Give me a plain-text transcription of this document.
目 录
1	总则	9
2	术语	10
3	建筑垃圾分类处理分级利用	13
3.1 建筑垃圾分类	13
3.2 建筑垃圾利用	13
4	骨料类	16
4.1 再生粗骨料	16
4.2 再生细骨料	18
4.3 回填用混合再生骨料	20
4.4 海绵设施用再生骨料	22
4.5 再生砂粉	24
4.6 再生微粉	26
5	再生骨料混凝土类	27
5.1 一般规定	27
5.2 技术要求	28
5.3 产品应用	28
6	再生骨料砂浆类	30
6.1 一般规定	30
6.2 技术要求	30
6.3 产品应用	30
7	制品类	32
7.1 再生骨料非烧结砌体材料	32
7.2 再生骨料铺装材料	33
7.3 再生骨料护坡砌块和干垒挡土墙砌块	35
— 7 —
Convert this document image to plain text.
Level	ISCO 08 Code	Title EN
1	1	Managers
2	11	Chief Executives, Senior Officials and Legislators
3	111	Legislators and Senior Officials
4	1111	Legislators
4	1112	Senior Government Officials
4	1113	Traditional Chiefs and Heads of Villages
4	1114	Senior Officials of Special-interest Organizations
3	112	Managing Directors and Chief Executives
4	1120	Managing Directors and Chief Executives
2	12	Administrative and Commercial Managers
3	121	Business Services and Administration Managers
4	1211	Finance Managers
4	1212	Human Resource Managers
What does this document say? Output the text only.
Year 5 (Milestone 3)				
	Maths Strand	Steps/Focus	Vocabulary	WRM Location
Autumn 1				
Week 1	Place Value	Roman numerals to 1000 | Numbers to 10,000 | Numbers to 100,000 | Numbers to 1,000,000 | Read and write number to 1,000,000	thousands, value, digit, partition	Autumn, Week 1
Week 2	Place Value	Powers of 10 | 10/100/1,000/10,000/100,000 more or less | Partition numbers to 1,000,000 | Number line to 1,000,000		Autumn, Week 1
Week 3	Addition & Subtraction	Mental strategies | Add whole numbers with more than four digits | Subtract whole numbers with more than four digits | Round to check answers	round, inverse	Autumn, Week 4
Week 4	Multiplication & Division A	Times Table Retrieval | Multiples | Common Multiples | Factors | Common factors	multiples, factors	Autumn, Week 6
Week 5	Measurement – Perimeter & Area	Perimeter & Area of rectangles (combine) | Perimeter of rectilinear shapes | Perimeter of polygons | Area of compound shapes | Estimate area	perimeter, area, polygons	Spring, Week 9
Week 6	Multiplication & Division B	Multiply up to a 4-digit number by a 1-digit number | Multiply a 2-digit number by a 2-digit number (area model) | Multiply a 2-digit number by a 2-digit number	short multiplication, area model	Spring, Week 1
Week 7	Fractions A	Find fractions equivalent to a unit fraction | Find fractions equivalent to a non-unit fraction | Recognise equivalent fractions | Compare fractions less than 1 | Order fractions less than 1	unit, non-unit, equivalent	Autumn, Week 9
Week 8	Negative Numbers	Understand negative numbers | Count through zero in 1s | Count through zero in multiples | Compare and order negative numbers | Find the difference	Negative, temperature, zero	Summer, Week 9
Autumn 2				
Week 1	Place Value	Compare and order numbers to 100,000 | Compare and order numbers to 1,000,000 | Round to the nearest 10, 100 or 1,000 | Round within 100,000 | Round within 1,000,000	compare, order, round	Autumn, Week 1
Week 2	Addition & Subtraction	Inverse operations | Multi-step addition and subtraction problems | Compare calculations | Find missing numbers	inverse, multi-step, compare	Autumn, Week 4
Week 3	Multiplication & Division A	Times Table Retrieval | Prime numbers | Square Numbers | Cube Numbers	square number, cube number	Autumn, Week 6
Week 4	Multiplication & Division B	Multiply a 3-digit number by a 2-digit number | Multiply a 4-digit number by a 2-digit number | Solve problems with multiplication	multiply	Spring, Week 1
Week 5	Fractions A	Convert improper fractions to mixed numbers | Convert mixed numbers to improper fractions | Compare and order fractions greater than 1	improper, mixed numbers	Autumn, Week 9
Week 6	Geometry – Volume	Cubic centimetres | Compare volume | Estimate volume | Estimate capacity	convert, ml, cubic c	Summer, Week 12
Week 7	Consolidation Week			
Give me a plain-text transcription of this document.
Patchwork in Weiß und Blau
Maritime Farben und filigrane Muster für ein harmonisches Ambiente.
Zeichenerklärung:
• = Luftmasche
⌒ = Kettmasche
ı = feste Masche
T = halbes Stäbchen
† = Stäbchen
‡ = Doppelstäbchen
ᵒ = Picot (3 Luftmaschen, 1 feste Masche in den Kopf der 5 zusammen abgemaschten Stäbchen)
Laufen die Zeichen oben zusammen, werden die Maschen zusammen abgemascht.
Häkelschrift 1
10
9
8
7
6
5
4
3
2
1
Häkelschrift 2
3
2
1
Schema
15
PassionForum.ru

——

Where a line contains the string "Multiplication", extract that line.

Week 4	Multiplication & Division A	Times Table Retrieval | Multiples | Common Multiples | Factors | Common factors	multiples, factors	Autumn, Week 6
Week 6	Multiplication & Division B	Multiply up to a 4-digit number by a 1-digit number | Multiply a 2-digit number by a 2-digit number (area model) | Multiply a 2-digit number by a 2-digit number	short multiplication, area model	Spring, Week 1
Week 3	Multiplication & Division A	Times Table Retrieval | Prime numbers | Square Numbers | Cube Numbers	square number, cube number	Autumn, Week 6
Week 4	Multiplication & Division B	Multiply a 3-digit number by a 2-digit number | Multiply a 4-digit number by a 2-digit number | Solve problems with multiplication	multiply	Spring, Week 1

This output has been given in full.